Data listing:
________________________________________
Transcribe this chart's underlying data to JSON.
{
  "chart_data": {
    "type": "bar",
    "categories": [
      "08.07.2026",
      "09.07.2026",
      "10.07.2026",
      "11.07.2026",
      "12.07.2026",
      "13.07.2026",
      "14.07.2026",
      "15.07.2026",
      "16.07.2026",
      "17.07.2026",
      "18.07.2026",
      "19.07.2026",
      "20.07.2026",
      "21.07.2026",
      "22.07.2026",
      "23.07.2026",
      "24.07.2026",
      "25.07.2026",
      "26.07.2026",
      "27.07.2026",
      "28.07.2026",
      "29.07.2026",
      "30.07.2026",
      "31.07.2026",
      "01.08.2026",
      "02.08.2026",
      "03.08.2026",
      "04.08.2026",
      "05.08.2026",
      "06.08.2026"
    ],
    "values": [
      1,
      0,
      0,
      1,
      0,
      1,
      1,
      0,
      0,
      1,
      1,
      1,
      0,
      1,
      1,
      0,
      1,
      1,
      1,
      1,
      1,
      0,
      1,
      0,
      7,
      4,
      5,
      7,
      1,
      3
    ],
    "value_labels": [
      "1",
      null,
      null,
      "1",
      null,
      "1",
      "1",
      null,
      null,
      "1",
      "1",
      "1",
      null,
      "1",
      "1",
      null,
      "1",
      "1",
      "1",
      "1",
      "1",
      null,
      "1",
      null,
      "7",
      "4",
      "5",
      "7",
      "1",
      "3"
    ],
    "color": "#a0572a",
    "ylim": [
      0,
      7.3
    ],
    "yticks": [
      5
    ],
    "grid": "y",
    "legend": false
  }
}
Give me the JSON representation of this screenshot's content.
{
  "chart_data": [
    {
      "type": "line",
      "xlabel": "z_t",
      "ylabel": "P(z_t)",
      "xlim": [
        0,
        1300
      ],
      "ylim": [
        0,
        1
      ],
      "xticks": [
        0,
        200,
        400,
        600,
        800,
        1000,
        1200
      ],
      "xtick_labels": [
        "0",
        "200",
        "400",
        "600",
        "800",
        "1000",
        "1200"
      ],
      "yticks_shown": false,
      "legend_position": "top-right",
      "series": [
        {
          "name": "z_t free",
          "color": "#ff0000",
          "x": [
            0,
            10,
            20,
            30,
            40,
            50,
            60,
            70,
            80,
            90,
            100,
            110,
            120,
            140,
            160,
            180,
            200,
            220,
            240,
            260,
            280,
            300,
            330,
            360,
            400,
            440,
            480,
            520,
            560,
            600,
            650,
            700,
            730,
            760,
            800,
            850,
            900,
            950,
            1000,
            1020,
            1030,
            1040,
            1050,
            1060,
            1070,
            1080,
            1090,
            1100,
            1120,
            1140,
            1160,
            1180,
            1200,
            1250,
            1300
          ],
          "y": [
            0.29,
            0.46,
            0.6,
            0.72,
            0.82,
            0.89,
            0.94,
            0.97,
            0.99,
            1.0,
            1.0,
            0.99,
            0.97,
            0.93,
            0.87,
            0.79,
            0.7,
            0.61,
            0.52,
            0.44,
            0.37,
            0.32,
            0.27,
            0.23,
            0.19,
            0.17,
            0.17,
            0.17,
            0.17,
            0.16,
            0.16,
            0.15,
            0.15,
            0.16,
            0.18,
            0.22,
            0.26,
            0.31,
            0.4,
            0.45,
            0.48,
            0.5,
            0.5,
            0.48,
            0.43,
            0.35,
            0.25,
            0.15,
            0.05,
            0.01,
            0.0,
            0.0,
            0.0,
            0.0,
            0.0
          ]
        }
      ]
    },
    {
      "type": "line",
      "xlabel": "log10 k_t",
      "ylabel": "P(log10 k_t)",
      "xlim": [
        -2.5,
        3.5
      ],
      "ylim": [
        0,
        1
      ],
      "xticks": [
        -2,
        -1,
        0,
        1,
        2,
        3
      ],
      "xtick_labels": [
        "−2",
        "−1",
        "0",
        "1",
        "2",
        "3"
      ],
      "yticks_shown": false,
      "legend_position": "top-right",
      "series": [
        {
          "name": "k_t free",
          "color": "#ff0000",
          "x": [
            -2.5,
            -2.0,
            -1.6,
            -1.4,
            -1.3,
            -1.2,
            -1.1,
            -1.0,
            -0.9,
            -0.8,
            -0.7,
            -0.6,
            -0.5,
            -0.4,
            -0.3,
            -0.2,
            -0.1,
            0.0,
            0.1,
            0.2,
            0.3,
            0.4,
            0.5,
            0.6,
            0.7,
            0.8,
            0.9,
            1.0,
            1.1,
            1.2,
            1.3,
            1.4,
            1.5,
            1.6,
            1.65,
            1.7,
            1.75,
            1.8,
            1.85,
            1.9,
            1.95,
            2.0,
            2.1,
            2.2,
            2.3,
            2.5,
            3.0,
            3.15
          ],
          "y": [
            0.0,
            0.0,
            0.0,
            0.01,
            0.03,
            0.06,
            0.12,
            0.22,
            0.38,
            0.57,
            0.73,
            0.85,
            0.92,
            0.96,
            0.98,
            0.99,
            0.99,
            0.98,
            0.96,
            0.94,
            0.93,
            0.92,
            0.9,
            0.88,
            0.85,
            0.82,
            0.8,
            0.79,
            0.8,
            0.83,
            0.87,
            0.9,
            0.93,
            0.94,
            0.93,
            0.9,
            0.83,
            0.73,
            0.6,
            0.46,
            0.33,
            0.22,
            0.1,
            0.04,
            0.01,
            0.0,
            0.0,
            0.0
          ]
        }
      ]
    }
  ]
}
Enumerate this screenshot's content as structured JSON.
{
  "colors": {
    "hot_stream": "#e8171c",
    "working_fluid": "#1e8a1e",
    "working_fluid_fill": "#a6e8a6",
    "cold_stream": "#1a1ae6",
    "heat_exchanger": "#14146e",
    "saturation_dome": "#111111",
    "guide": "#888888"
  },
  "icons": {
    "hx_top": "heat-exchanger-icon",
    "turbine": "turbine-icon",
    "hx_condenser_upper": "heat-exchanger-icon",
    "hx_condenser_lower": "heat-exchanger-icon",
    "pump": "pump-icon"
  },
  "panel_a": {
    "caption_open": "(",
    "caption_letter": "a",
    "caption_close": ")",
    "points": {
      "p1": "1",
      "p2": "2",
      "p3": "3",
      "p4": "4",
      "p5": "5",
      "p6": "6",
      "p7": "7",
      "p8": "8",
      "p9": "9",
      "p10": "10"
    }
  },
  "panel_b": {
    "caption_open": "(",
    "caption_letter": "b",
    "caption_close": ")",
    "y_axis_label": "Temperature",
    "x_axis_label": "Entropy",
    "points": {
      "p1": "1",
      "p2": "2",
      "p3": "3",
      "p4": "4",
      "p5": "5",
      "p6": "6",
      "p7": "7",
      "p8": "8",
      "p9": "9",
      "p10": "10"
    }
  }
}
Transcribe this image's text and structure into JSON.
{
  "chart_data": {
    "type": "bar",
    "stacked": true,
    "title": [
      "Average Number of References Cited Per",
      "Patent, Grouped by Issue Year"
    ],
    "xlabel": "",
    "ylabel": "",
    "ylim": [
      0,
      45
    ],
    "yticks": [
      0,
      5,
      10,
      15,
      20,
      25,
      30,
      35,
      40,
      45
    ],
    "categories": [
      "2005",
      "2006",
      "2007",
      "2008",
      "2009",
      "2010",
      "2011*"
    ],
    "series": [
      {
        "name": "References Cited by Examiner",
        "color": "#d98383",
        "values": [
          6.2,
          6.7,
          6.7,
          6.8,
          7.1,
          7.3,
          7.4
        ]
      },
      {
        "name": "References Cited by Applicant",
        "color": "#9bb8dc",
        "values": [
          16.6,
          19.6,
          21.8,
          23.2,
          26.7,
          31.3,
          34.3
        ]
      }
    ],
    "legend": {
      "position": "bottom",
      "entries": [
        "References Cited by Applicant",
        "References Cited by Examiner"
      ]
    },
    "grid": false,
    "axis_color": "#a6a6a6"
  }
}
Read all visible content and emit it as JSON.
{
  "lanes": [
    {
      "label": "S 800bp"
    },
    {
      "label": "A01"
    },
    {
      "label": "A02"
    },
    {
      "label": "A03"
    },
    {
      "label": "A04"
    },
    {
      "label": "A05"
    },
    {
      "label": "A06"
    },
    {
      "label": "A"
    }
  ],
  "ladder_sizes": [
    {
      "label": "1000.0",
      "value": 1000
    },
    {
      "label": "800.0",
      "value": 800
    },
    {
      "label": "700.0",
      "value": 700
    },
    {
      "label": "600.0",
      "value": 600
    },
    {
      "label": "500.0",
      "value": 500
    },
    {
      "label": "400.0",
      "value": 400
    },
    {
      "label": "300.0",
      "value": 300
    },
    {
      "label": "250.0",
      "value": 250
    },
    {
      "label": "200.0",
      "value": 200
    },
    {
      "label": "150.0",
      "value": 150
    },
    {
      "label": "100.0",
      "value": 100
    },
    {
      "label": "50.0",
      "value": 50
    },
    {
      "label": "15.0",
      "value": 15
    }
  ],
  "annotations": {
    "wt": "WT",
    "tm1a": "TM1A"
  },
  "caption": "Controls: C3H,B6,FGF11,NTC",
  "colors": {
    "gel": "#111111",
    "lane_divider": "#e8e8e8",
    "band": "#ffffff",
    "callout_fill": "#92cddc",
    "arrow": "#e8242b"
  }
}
________________________________________
▸ **Task statement**
Only the lines from the one containing "Read all visible content and emit it as JSON." through the end of the entries above belong in the answer; repeat them exactly.

▸ **Output of the task**
Read all visible content and emit it as JSON.
{
  "lanes": [
    {
      "label": "S 800bp"
    },
    {
      "label": "A01"
    },
    {
      "label": "A02"
    },
    {
      "label": "A03"
    },
    {
      "label": "A04"
    },
    {
      "label": "A05"
    },
    {
      "label": "A06"
    },
    {
      "label": "A"
    }
  ],
  "ladder_sizes": [
    {
      "label": "1000.0",
      "value": 1000
    },
    {
      "label": "800.0",
      "value": 800
    },
    {
      "label": "700.0",
      "value": 700
    },
    {
      "label": "600.0",
      "value": 600
    },
    {
      "label": "500.0",
      "value": 500
    },
    {
      "label": "400.0",
      "value": 400
    },
    {
      "label": "300.0",
      "value": 300
    },
    {
      "label": "250.0",
      "value": 250
    },
    {
      "label": "200.0",
      "value": 200
    },
    {
      "label": "150.0",
      "value": 150
    },
    {
      "label": "100.0",
      "value": 100
    },
    {
      "label": "50.0",
      "value": 50
    },
    {
      "label": "15.0",
      "value": 15
    }
  ],
  "annotations": {
    "wt": "WT",
    "tm1a": "TM1A"
  },
  "caption": "Controls: C3H,B6,FGF11,NTC",
  "colors": {
    "gel": "#111111",
    "lane_divider": "#e8e8e8",
    "band": "#ffffff",
    "callout_fill": "#92cddc",
    "arrow": "#e8242b"
  }
}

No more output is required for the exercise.